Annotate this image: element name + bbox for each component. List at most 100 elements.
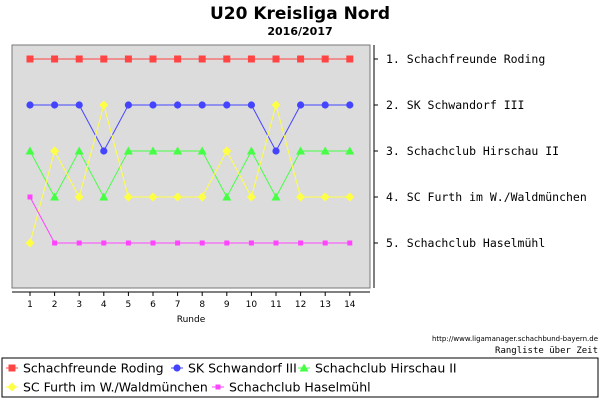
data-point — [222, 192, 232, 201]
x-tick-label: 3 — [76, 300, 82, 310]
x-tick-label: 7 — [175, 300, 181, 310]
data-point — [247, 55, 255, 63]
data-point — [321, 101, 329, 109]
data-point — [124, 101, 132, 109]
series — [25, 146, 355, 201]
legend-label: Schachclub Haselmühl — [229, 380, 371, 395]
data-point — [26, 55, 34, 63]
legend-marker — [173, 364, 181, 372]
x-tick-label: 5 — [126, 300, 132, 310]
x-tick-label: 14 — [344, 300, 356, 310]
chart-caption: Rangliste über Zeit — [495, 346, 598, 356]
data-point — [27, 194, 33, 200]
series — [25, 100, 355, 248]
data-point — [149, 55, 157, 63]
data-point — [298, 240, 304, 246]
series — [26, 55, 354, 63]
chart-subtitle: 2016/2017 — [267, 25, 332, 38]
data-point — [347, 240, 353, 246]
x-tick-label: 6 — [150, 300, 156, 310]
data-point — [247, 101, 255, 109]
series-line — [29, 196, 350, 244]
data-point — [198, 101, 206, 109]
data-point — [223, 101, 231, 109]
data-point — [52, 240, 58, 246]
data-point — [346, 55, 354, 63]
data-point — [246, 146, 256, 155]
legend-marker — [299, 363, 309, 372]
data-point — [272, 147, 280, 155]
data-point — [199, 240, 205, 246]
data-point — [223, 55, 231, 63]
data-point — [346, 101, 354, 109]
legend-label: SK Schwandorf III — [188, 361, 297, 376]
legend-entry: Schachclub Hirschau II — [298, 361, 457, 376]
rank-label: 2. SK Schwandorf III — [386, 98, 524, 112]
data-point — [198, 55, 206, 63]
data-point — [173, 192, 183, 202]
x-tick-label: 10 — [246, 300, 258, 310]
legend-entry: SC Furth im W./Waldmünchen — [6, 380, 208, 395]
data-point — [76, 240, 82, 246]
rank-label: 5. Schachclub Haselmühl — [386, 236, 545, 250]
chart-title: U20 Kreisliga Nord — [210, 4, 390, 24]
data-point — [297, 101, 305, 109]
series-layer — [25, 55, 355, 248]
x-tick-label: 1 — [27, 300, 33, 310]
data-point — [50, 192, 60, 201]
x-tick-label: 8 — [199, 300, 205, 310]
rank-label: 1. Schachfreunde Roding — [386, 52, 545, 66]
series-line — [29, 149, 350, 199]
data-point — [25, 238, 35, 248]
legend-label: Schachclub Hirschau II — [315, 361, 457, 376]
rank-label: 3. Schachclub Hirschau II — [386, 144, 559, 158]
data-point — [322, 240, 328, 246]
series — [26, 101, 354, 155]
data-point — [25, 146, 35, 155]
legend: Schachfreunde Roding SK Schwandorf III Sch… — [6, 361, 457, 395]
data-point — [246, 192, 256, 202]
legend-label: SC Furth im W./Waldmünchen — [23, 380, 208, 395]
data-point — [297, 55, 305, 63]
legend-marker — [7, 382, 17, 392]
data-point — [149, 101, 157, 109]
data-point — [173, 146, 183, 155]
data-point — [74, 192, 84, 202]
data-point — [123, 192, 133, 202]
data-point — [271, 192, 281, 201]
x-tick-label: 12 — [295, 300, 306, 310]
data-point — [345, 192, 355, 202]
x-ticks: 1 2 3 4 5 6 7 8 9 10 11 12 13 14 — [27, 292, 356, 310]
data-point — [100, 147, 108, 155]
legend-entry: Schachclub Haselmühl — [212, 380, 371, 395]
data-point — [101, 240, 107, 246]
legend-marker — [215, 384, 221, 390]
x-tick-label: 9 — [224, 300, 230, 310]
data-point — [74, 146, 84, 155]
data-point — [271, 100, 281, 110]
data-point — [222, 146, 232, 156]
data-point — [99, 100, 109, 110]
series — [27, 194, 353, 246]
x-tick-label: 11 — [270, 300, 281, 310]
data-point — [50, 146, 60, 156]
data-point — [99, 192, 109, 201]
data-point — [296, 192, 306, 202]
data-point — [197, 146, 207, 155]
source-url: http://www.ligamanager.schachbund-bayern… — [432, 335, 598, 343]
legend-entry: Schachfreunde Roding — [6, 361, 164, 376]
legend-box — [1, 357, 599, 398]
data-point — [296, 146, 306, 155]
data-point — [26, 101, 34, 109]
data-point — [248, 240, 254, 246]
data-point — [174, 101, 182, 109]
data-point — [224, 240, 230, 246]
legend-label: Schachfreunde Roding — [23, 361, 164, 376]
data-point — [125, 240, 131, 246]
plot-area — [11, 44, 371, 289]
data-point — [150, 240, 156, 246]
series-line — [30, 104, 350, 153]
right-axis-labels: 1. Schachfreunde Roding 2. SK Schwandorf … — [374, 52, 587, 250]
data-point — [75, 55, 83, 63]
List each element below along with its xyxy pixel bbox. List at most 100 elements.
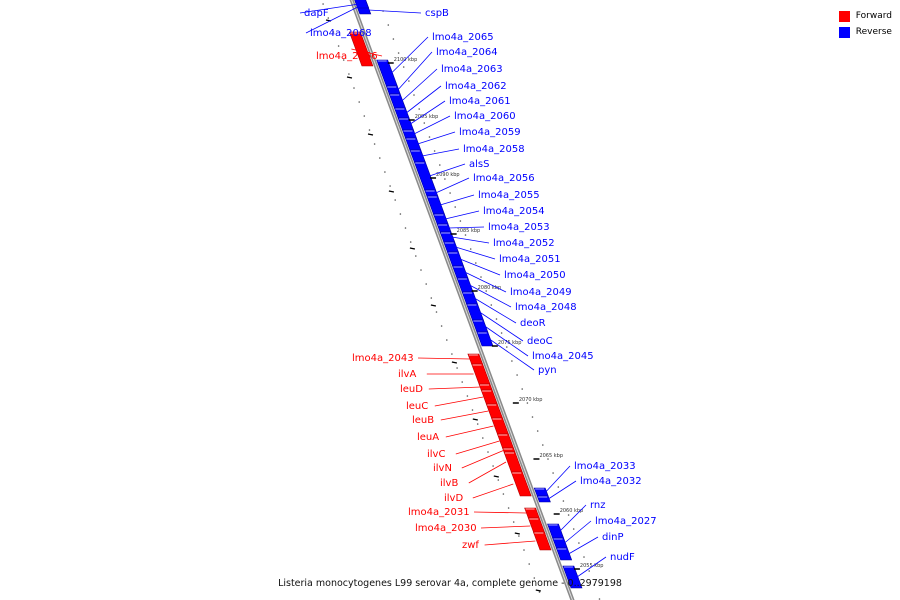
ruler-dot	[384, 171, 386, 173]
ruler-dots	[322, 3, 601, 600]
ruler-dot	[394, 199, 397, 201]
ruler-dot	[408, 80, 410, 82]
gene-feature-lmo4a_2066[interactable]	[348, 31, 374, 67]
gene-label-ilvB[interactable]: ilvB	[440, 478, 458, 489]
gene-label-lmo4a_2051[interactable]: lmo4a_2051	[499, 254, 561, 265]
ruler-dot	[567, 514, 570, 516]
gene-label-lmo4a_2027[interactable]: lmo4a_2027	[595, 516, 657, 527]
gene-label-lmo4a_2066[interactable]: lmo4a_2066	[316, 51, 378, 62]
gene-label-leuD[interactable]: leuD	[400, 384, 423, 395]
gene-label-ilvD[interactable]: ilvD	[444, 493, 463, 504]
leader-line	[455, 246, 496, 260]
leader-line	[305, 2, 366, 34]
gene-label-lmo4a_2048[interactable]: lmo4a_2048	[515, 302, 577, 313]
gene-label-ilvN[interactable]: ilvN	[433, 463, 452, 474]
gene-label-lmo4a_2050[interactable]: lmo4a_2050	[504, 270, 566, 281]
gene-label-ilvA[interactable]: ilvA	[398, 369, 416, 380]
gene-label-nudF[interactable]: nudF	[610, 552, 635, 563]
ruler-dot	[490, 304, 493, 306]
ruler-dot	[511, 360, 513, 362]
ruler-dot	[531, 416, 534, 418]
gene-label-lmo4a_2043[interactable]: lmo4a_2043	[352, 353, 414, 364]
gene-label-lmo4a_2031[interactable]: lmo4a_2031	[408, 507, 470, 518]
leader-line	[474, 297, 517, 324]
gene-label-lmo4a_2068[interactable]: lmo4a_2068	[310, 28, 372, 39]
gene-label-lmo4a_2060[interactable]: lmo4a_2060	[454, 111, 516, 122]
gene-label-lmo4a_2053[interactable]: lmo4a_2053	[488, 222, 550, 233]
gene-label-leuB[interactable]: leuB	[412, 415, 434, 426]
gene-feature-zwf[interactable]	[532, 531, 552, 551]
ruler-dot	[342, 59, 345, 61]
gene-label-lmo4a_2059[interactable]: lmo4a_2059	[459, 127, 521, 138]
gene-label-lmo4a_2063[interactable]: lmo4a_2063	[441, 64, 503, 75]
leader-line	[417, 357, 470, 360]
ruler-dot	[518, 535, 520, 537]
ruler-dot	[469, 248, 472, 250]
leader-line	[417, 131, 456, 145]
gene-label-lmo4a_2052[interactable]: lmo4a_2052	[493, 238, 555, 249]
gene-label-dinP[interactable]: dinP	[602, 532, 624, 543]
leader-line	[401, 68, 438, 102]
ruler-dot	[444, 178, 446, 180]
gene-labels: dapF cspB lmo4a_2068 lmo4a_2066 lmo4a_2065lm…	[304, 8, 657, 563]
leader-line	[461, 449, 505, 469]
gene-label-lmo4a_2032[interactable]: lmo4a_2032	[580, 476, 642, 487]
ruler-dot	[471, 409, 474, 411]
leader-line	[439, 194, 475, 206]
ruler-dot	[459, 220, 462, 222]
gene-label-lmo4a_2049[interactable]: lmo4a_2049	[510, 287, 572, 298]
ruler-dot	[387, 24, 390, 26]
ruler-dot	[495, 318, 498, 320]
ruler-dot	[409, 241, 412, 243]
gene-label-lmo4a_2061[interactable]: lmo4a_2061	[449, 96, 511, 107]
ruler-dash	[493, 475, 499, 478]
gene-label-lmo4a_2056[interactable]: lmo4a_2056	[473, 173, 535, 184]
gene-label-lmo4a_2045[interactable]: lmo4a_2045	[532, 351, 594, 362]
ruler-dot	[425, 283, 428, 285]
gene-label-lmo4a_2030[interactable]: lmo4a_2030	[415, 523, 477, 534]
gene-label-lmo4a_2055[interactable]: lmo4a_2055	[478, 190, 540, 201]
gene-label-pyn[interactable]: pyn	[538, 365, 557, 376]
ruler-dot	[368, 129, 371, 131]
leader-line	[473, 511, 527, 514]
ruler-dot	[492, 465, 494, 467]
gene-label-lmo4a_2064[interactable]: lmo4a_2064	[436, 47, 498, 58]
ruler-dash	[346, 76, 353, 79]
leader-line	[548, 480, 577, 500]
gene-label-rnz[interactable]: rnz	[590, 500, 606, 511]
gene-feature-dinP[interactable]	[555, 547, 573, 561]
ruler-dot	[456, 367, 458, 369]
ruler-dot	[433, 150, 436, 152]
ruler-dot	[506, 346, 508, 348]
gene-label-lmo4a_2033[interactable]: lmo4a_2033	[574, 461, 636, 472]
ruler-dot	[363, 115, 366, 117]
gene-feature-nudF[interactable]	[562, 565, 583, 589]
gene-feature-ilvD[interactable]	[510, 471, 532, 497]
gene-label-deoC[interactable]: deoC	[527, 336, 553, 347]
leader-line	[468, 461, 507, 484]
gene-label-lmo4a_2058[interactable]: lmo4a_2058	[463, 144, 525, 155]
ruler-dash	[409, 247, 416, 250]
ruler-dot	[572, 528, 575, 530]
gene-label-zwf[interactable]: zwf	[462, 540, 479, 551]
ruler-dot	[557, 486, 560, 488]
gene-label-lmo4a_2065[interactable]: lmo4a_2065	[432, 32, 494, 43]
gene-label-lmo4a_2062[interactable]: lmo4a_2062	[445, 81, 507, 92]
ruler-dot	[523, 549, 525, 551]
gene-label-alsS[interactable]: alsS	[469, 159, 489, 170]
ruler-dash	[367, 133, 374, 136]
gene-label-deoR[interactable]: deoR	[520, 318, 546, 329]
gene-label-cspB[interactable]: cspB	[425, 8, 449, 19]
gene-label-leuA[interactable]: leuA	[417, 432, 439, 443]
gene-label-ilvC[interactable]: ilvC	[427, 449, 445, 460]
::::
• [Task details]: Copy the rows above word for word, from the line with "171, 386, 173]" through the line with "514, 570, 516]", including both of those lines.

• [Response below]:
ruler-dot	[384, 171, 386, 173]
ruler-dots	[322, 3, 601, 600]
ruler-dot	[394, 199, 397, 201]
ruler-dot	[408, 80, 410, 82]
gene-feature-lmo4a_2066[interactable]	[348, 31, 374, 67]
gene-label-ilvB[interactable]: ilvB	[440, 478, 458, 489]
gene-label-lmo4a_2051[interactable]: lmo4a_2051	[499, 254, 561, 265]
ruler-dot	[567, 514, 570, 516]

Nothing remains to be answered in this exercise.